▸ Exercise task
Retype each line exactly. Skip images.

* begin Task inputs *

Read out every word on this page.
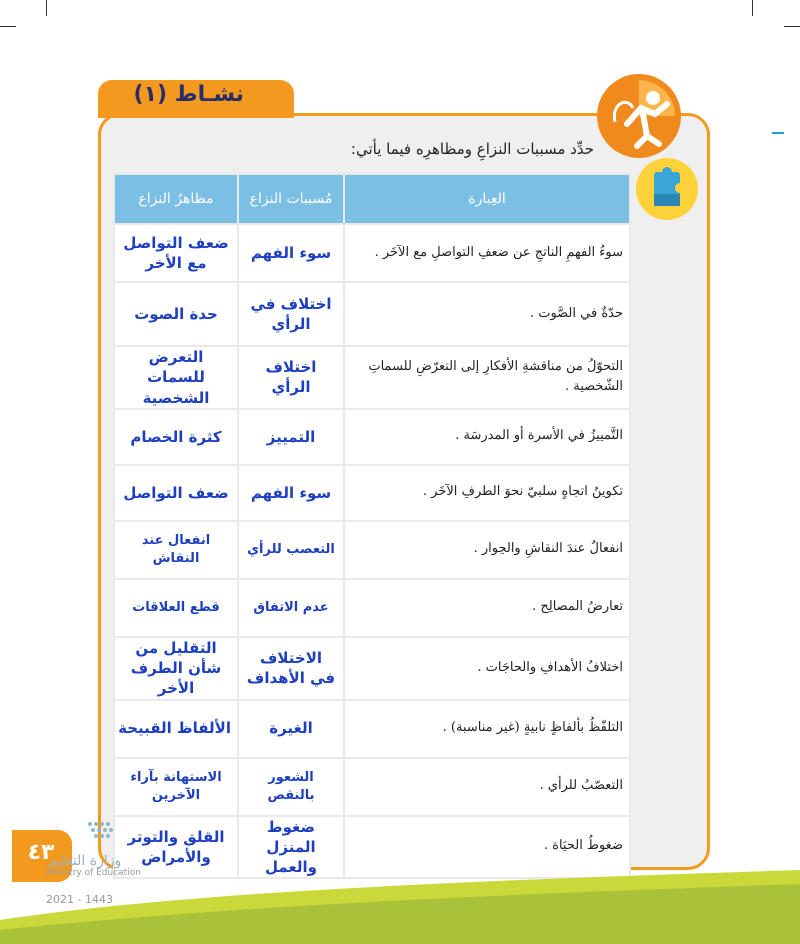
نشـاط (١)
حدِّد مسببات النزاعِ ومظاهرِه فيما يأتي:
العِبارة	مُسببات النزاع	مظاهرُ النزاع
سوءُ الفهمِ الناتجِ عن ضعفِ التواصلِ مع الآخَر .	سوء الفهم	ضعف التواصل مع الأخر
حدّةٌ في الصَّوت .	اختلاف في الرأي	حدة الصوت
التحوّلُ من مناقشةِ الأفكارِ إلى التعرّضِ للسماتِ الشّخصية .	اختلاف الرأي	التعرض للسمات الشخصية
التَّمييزُ في الأسرة أو المدرسَة .	التمييز	كثرة الخصام
تكوينُ اتجاهٍ سلبيّ نحوَ الطرفِ الآخَر .	سوء الفهم	ضعف التواصل
انفعالٌ عندَ النقاشِ والحِوار .	التعصب للرأي	انفعال عند النقاش
تعارضُ المصالِح .	عدم الاتفاق	قطع العلاقات
اختلافُ الأهدافِ والحاجَات .	الاختلاف في الأهداف	التقليل من شأن الطرف الأخر
التلفّظُ بألفاظٍ نابيةٍ (غير مناسبة) .	الغيرة	الألفاظ القبيحة
التعصّبُ للرأي .	الشعور بالنقص	الاستهانة بآراء الآخرين
ضغوطُ الحيَاة .	ضغوط المنزل والعمل	القلق والتوتر والأمراض
٤٣
وزارة التعليم
Ministry of Education
2021 - 1443
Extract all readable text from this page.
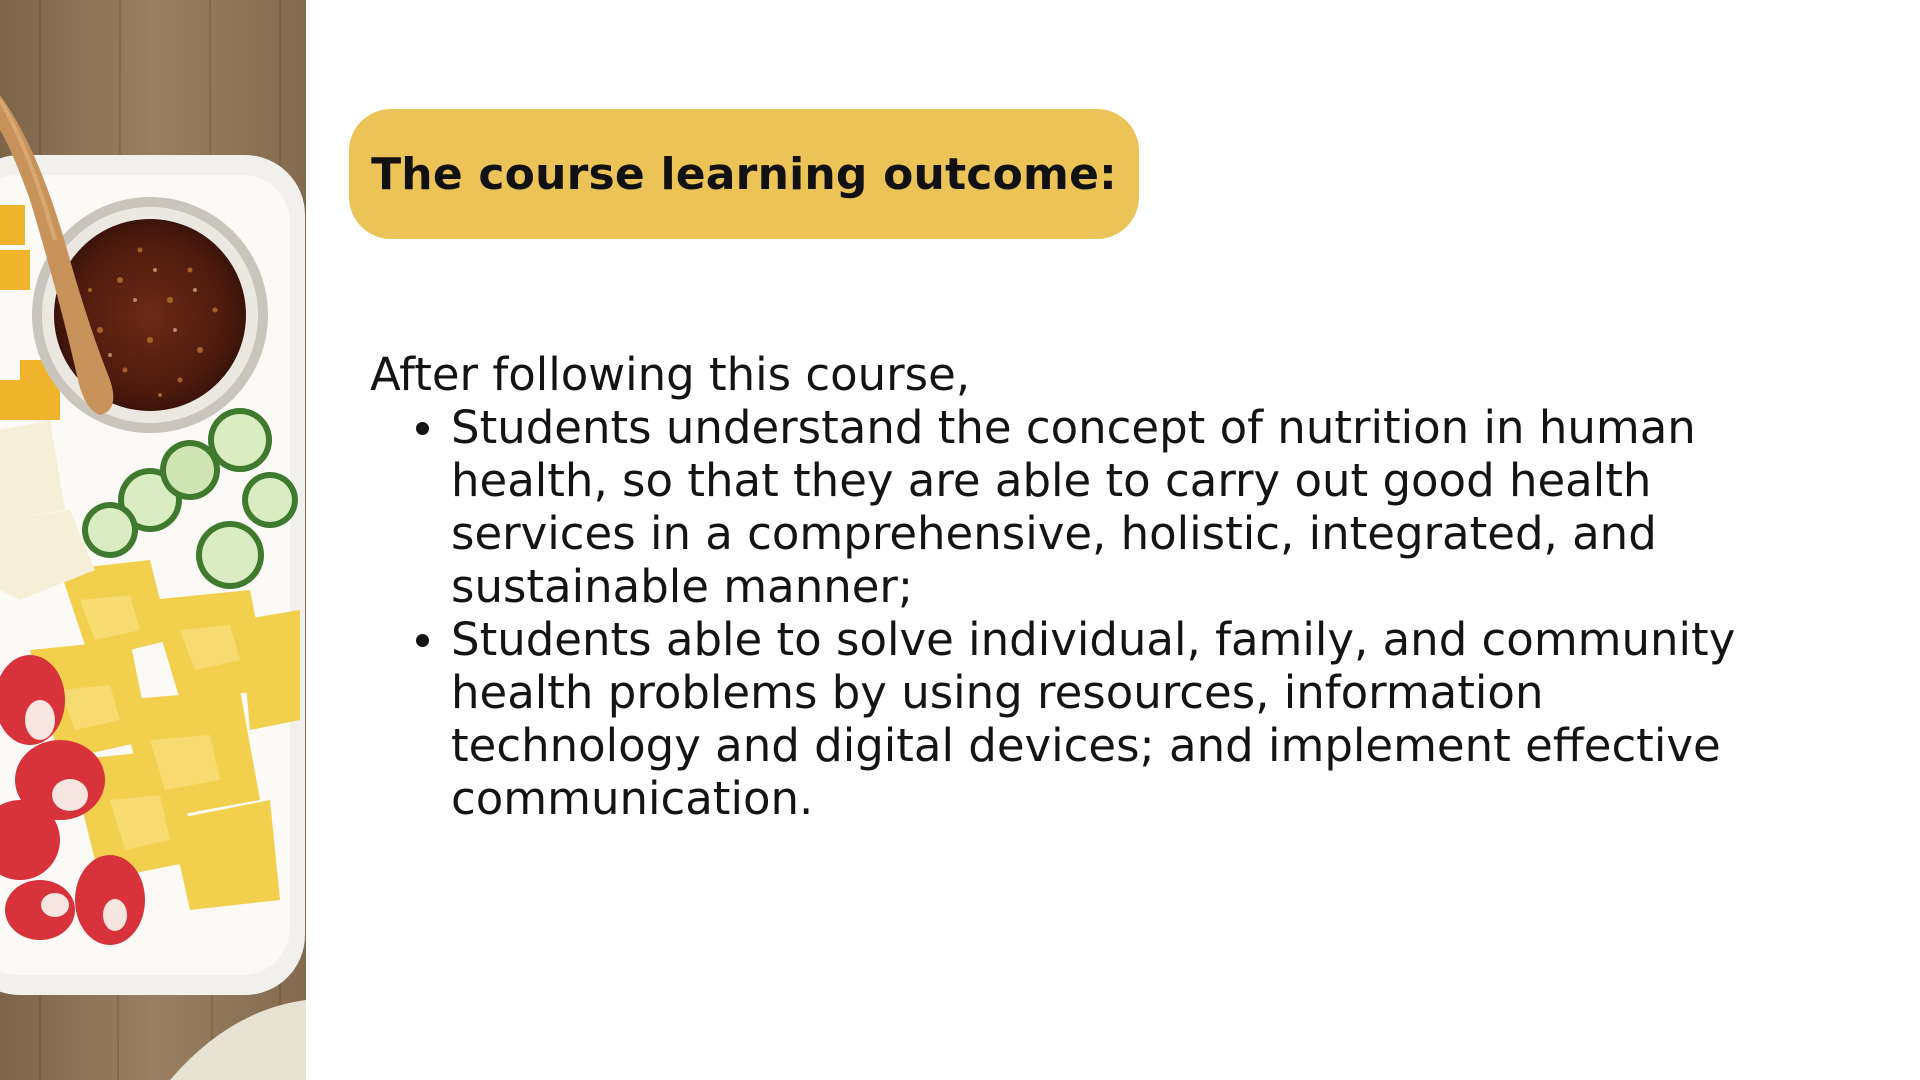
The course learning outcome:

After following this course,

Students understand the concept of nutrition in human health, so that they are able to carry out good health services in a comprehensive, holistic, integrated, and sustainable manner;
Students able to solve individual, family, and community health problems by using resources, information technology and digital devices; and implement effective communication.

* end Task inputs *

▸ Correct response
Read out every word on this page.
نشـاط (١)
حدِّد مسببات النزاعِ ومظاهرِه فيما يأتي:
العِبارة	مُسببات النزاع	مظاهرُ النزاع
سوءُ الفهمِ الناتجِ عن ضعفِ التواصلِ مع الآخَر .	سوء الفهم	ضعف التواصل مع الأخر
حدّةٌ في الصَّوت .	اختلاف في الرأي	حدة الصوت
التحوّلُ من مناقشةِ الأفكارِ إلى التعرّضِ للسماتِ الشّخصية .	اختلاف الرأي	التعرض للسمات الشخصية
التَّمييزُ في الأسرة أو المدرسَة .	التمييز	كثرة الخصام
تكوينُ اتجاهٍ سلبيّ نحوَ الطرفِ الآخَر .	سوء الفهم	ضعف التواصل
انفعالٌ عندَ النقاشِ والحِوار .	التعصب للرأي	انفعال عند النقاش
تعارضُ المصالِح .	عدم الاتفاق	قطع العلاقات
اختلافُ الأهدافِ والحاجَات .	الاختلاف في الأهداف	التقليل من شأن الطرف الأخر
التلفّظُ بألفاظٍ نابيةٍ (غير مناسبة) .	الغيرة	الألفاظ القبيحة
التعصّبُ للرأي .	الشعور بالنقص	الاستهانة بآراء الآخرين
ضغوطُ الحيَاة .	ضغوط المنزل والعمل	القلق والتوتر والأمراض
٤٣
وزارة التعليم
Ministry of Education
2021 - 1443
Extract all readable text from this page.
The course learning outcome:

After following this course,

Students understand the concept of nutrition in human health, so that they are able to carry out good health services in a comprehensive, holistic, integrated, and sustainable manner;
Students able to solve individual, family, and community health problems by using resources, information technology and digital devices; and implement effective communication.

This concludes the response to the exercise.